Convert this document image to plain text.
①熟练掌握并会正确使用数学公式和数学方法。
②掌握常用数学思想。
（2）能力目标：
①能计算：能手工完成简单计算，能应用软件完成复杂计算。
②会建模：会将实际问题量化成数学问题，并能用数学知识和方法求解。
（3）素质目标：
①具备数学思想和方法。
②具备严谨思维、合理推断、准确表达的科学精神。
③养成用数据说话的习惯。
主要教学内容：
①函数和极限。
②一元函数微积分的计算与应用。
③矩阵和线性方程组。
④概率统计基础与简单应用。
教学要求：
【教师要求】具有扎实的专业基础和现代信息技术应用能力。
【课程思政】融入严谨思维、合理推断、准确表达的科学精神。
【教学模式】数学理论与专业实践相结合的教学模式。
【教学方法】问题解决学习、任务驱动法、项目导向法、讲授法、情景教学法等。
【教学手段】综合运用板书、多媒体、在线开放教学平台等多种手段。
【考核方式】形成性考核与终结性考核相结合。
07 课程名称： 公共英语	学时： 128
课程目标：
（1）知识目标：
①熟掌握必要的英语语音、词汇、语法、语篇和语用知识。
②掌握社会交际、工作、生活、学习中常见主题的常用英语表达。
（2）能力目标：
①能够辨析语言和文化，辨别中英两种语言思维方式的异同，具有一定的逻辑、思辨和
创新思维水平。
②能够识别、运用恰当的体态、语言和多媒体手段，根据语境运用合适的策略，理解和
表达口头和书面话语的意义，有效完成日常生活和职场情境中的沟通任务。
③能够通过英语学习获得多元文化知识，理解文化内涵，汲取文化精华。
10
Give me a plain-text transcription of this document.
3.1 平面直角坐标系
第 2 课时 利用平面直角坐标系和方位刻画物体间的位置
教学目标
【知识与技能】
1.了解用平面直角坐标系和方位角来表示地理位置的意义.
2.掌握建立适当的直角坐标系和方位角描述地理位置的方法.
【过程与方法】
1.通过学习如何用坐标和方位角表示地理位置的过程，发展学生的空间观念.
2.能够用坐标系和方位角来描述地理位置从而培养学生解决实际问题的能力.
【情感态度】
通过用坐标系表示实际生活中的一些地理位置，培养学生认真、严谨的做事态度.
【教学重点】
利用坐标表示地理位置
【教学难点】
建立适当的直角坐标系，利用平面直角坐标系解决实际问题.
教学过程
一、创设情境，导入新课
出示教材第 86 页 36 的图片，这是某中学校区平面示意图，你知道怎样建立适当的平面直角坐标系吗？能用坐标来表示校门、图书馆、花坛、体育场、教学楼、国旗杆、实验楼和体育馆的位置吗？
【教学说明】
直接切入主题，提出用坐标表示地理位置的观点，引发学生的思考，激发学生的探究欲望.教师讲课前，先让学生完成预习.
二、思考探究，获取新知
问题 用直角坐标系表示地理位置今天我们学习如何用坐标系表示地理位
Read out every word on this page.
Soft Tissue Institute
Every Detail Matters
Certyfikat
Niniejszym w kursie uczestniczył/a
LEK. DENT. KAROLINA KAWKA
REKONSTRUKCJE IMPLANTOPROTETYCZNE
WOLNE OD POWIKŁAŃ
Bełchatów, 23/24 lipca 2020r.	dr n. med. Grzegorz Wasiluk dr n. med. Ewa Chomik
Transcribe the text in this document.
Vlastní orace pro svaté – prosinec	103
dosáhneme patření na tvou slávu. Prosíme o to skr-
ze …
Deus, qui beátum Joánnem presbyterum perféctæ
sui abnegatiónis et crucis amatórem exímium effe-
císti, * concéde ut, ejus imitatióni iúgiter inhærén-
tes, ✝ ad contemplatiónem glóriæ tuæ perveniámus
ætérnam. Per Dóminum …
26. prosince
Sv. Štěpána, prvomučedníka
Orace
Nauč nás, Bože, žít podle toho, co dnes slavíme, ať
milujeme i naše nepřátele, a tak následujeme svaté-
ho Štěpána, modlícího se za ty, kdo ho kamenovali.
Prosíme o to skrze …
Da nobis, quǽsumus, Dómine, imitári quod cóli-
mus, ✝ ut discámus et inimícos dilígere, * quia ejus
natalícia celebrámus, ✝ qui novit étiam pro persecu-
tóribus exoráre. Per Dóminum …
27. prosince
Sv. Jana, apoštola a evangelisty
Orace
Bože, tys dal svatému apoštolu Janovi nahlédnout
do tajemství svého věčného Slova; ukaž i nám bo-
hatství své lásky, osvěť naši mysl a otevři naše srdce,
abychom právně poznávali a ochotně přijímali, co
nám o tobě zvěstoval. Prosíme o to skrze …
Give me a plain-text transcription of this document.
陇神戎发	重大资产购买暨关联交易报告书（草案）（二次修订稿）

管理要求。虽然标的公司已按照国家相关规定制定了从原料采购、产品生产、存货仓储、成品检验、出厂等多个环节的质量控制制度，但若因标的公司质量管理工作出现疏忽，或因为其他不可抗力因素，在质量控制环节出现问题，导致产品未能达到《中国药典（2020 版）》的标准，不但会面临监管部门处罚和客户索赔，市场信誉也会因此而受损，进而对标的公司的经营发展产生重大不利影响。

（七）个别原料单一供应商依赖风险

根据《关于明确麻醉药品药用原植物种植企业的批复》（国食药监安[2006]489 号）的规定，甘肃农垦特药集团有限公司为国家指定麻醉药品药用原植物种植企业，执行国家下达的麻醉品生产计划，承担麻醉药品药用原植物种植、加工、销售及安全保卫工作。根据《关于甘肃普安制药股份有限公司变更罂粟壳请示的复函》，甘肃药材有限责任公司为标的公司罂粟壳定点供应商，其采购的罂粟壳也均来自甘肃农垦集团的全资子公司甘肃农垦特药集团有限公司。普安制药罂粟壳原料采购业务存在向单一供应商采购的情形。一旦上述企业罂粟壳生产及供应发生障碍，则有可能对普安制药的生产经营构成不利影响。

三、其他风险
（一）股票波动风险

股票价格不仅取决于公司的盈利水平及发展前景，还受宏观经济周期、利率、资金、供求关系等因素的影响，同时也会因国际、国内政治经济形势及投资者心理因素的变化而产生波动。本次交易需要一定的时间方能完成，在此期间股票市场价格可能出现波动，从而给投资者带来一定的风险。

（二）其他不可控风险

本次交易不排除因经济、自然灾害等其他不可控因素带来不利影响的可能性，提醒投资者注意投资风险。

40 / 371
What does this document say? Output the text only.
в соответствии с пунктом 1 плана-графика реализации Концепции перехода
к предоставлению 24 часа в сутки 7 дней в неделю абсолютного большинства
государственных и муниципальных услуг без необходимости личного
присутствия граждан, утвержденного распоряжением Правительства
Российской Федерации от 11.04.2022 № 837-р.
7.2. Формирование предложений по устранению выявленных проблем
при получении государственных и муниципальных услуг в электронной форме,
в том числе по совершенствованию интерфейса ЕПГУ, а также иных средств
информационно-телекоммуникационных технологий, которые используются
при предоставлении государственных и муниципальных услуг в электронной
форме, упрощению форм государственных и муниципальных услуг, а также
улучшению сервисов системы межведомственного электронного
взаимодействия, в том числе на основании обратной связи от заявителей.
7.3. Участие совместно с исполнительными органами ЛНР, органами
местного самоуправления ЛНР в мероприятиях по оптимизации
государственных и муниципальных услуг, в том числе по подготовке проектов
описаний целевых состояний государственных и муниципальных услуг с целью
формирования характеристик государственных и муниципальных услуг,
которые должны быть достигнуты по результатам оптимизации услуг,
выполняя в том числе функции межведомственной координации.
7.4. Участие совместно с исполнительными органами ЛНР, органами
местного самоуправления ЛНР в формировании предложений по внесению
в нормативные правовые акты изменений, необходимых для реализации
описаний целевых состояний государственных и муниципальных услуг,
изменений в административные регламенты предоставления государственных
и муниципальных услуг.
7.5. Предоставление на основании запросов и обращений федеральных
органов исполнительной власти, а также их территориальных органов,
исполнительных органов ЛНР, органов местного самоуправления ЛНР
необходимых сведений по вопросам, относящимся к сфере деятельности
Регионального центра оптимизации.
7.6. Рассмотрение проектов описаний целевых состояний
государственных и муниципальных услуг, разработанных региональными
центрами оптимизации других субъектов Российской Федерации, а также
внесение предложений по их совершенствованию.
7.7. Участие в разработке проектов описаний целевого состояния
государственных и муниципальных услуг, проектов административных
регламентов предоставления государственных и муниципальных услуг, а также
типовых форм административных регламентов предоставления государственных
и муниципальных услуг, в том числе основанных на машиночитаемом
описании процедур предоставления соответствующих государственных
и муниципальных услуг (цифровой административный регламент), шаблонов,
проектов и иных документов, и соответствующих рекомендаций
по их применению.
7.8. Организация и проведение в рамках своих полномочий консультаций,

————————

From the entries, report each line that includes the word "основании".

> [Solution]:
взаимодействия, в том числе на основании обратной связи от заявителей.
7.5. Предоставление на основании запросов и обращений федеральных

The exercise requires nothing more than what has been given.